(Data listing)
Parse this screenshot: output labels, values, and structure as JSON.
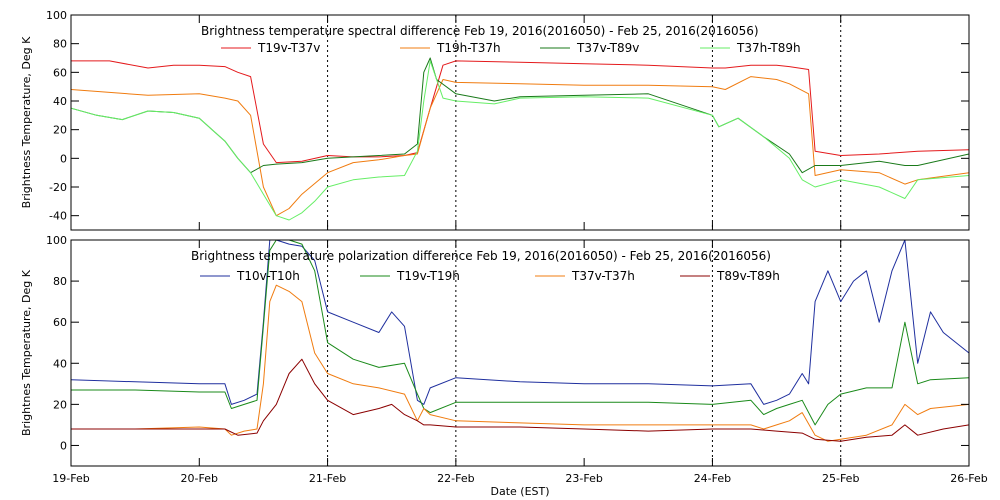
{
  "chart_data": [
    {
      "type": "line",
      "title": "Brightness temperature spectral difference     Feb 19, 2016(2016050) - Feb 25, 2016(2016056)",
      "ylabel": "Brightness Temperature, Deg K",
      "xlabel": "",
      "x_tick_labels": [],
      "ylim": [
        -50,
        100
      ],
      "y_ticks": [
        -40,
        -20,
        0,
        20,
        40,
        60,
        80,
        100
      ],
      "xlim": [
        19,
        26
      ],
      "x_gridlines": [
        21,
        22,
        24,
        25
      ],
      "legend_position": "top",
      "series": [
        {
          "name": "T19v-T37v",
          "color": "#e41a1c",
          "x": [
            19.0,
            19.3,
            19.6,
            19.8,
            20.0,
            20.2,
            20.3,
            20.4,
            20.5,
            20.6,
            20.8,
            21.0,
            21.2,
            21.4,
            21.6,
            21.7,
            21.8,
            21.9,
            22.0,
            22.5,
            23.0,
            23.5,
            24.0,
            24.1,
            24.3,
            24.5,
            24.6,
            24.75,
            24.8,
            25.0,
            25.3,
            25.6,
            26.0
          ],
          "y": [
            68,
            68,
            63,
            65,
            65,
            64,
            60,
            57,
            10,
            -3,
            -2,
            2,
            1,
            1,
            2,
            4,
            35,
            65,
            68,
            67,
            66,
            65,
            63,
            63,
            65,
            65,
            64,
            62,
            5,
            2,
            3,
            5,
            6
          ]
        },
        {
          "name": "T19h-T37h",
          "color": "#f07c10",
          "x": [
            19.0,
            19.3,
            19.6,
            20.0,
            20.2,
            20.3,
            20.4,
            20.5,
            20.6,
            20.7,
            20.8,
            21.0,
            21.2,
            21.4,
            21.6,
            21.7,
            21.8,
            21.9,
            22.0,
            22.5,
            23.0,
            23.5,
            24.0,
            24.1,
            24.3,
            24.5,
            24.6,
            24.75,
            24.8,
            25.0,
            25.3,
            25.5,
            25.6,
            26.0
          ],
          "y": [
            48,
            46,
            44,
            45,
            42,
            40,
            30,
            -20,
            -40,
            -35,
            -25,
            -10,
            -3,
            -1,
            2,
            3,
            35,
            55,
            53,
            52,
            51,
            51,
            50,
            48,
            57,
            55,
            52,
            45,
            -12,
            -8,
            -10,
            -18,
            -15,
            -10
          ]
        },
        {
          "name": "T37v-T89v",
          "color": "#1a7a1a",
          "x": [
            19.0,
            19.2,
            19.4,
            19.6,
            19.8,
            20.0,
            20.1,
            20.2,
            20.3,
            20.4,
            20.5,
            20.6,
            20.8,
            21.0,
            21.2,
            21.4,
            21.6,
            21.7,
            21.75,
            21.8,
            21.85,
            22.0,
            22.3,
            22.5,
            23.0,
            23.5,
            24.0,
            24.05,
            24.2,
            24.4,
            24.6,
            24.7,
            24.8,
            25.0,
            25.3,
            25.5,
            25.6,
            26.0
          ],
          "y": [
            35,
            30,
            27,
            33,
            32,
            28,
            20,
            12,
            0,
            -10,
            -5,
            -4,
            -3,
            0,
            1,
            2,
            3,
            10,
            60,
            70,
            55,
            45,
            40,
            43,
            44,
            45,
            30,
            22,
            28,
            15,
            3,
            -10,
            -5,
            -5,
            -2,
            -5,
            -5,
            3
          ]
        },
        {
          "name": "T37h-T89h",
          "color": "#66ee66",
          "x": [
            19.0,
            19.2,
            19.4,
            19.6,
            19.8,
            20.0,
            20.1,
            20.2,
            20.3,
            20.4,
            20.5,
            20.6,
            20.7,
            20.8,
            20.9,
            21.0,
            21.2,
            21.4,
            21.6,
            21.7,
            21.75,
            21.8,
            21.9,
            22.0,
            22.3,
            22.5,
            23.0,
            23.5,
            24.0,
            24.05,
            24.2,
            24.4,
            24.6,
            24.7,
            24.8,
            25.0,
            25.3,
            25.5,
            25.6,
            26.0
          ],
          "y": [
            35,
            30,
            27,
            33,
            32,
            28,
            20,
            12,
            0,
            -10,
            -25,
            -40,
            -43,
            -38,
            -30,
            -20,
            -15,
            -13,
            -12,
            5,
            40,
            68,
            42,
            40,
            38,
            42,
            43,
            42,
            30,
            22,
            28,
            15,
            0,
            -15,
            -20,
            -15,
            -20,
            -28,
            -15,
            -12
          ]
        }
      ]
    },
    {
      "type": "line",
      "title": "Brightness temperature polarization difference     Feb 19, 2016(2016050) - Feb 25, 2016(2016056)",
      "ylabel": "Brightnes Temperature, Deg K",
      "xlabel": "Date (EST)",
      "x_tick_labels": [
        "19-Feb",
        "20-Feb",
        "21-Feb",
        "22-Feb",
        "23-Feb",
        "24-Feb",
        "25-Feb",
        "26-Feb"
      ],
      "ylim": [
        -10,
        100
      ],
      "y_ticks": [
        0,
        20,
        40,
        60,
        80,
        100
      ],
      "xlim": [
        19,
        26
      ],
      "x_gridlines": [
        21,
        22,
        24,
        25
      ],
      "legend_position": "top",
      "series": [
        {
          "name": "T10v-T10h",
          "color": "#1f2f9e",
          "x": [
            19.0,
            19.5,
            20.0,
            20.2,
            20.25,
            20.35,
            20.45,
            20.5,
            20.55,
            20.6,
            20.7,
            20.8,
            20.9,
            21.0,
            21.2,
            21.4,
            21.5,
            21.6,
            21.7,
            21.75,
            21.8,
            22.0,
            22.5,
            23.0,
            23.5,
            24.0,
            24.3,
            24.4,
            24.5,
            24.6,
            24.7,
            24.75,
            24.8,
            24.9,
            25.0,
            25.1,
            25.2,
            25.3,
            25.4,
            25.5,
            25.6,
            25.7,
            25.8,
            26.0
          ],
          "y": [
            32,
            31,
            30,
            30,
            20,
            22,
            25,
            60,
            100,
            100,
            98,
            97,
            90,
            65,
            60,
            55,
            65,
            58,
            22,
            20,
            28,
            33,
            31,
            30,
            30,
            29,
            30,
            20,
            22,
            25,
            35,
            30,
            70,
            85,
            70,
            80,
            85,
            60,
            85,
            100,
            40,
            65,
            55,
            45
          ]
        },
        {
          "name": "T19v-T19h",
          "color": "#1a8a1a",
          "x": [
            19.0,
            19.5,
            20.0,
            20.2,
            20.25,
            20.35,
            20.45,
            20.5,
            20.55,
            20.6,
            20.7,
            20.8,
            20.9,
            21.0,
            21.2,
            21.4,
            21.6,
            21.7,
            21.75,
            21.8,
            22.0,
            22.5,
            23.0,
            23.5,
            24.0,
            24.3,
            24.4,
            24.5,
            24.6,
            24.7,
            24.8,
            24.9,
            25.0,
            25.2,
            25.4,
            25.5,
            25.6,
            25.7,
            26.0
          ],
          "y": [
            27,
            27,
            26,
            26,
            18,
            20,
            22,
            58,
            95,
            100,
            100,
            98,
            85,
            50,
            42,
            38,
            40,
            25,
            18,
            16,
            21,
            21,
            21,
            21,
            20,
            22,
            15,
            18,
            20,
            22,
            10,
            20,
            25,
            28,
            28,
            60,
            30,
            32,
            33
          ]
        },
        {
          "name": "T37v-T37h",
          "color": "#f07c10",
          "x": [
            19.0,
            19.5,
            20.0,
            20.2,
            20.25,
            20.35,
            20.45,
            20.5,
            20.55,
            20.6,
            20.7,
            20.8,
            20.9,
            21.0,
            21.2,
            21.4,
            21.6,
            21.7,
            21.75,
            21.8,
            22.0,
            22.5,
            23.0,
            23.5,
            24.0,
            24.3,
            24.4,
            24.5,
            24.6,
            24.7,
            24.8,
            24.9,
            25.0,
            25.2,
            25.4,
            25.5,
            25.6,
            25.7,
            26.0
          ],
          "y": [
            8,
            8,
            9,
            8,
            5,
            7,
            8,
            30,
            70,
            78,
            75,
            70,
            45,
            35,
            30,
            28,
            25,
            12,
            18,
            15,
            12,
            11,
            10,
            10,
            10,
            10,
            8,
            10,
            12,
            16,
            5,
            2,
            3,
            5,
            10,
            20,
            15,
            18,
            20
          ]
        },
        {
          "name": "T89v-T89h",
          "color": "#8b0000",
          "x": [
            19.0,
            19.5,
            20.0,
            20.2,
            20.3,
            20.45,
            20.5,
            20.6,
            20.7,
            20.8,
            20.9,
            21.0,
            21.2,
            21.4,
            21.5,
            21.6,
            21.7,
            21.75,
            21.8,
            22.0,
            22.5,
            23.0,
            23.5,
            24.0,
            24.3,
            24.5,
            24.7,
            24.8,
            25.0,
            25.2,
            25.4,
            25.5,
            25.6,
            25.8,
            26.0
          ],
          "y": [
            8,
            8,
            8,
            8,
            5,
            6,
            12,
            20,
            35,
            42,
            30,
            22,
            15,
            18,
            20,
            15,
            12,
            10,
            10,
            9,
            9,
            8,
            7,
            8,
            8,
            7,
            6,
            3,
            2,
            4,
            5,
            10,
            5,
            8,
            10
          ]
        }
      ]
    }
  ]
}
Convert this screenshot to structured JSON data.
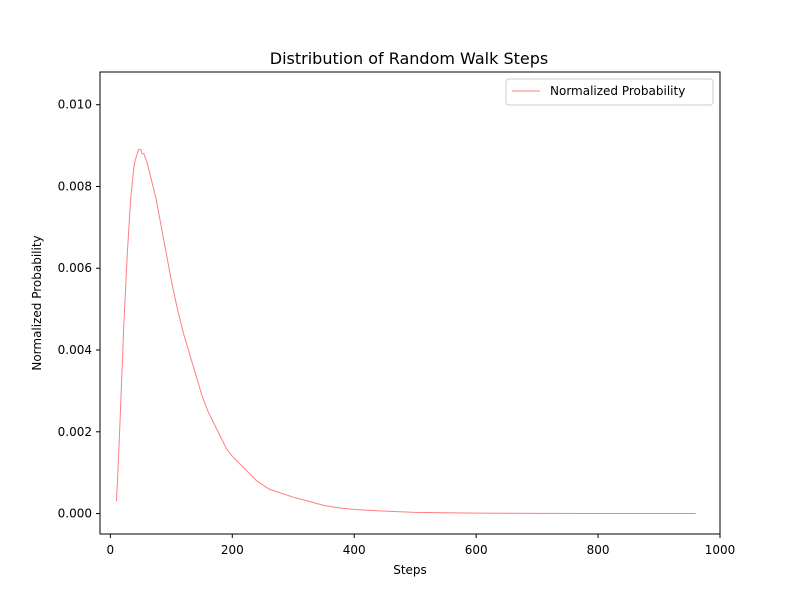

PROMPT: Where a line holds "color", copy it out.

WRITTEN ANSWER:
          "color": "#e41a1c",
          "color": "#f07c10",
          "color": "#1a7a1a",
          "color": "#66ee66",
          "color": "#1f2f9e",
          "color": "#1a8a1a",
          "color": "#f07c10",
          "color": "#8b0000",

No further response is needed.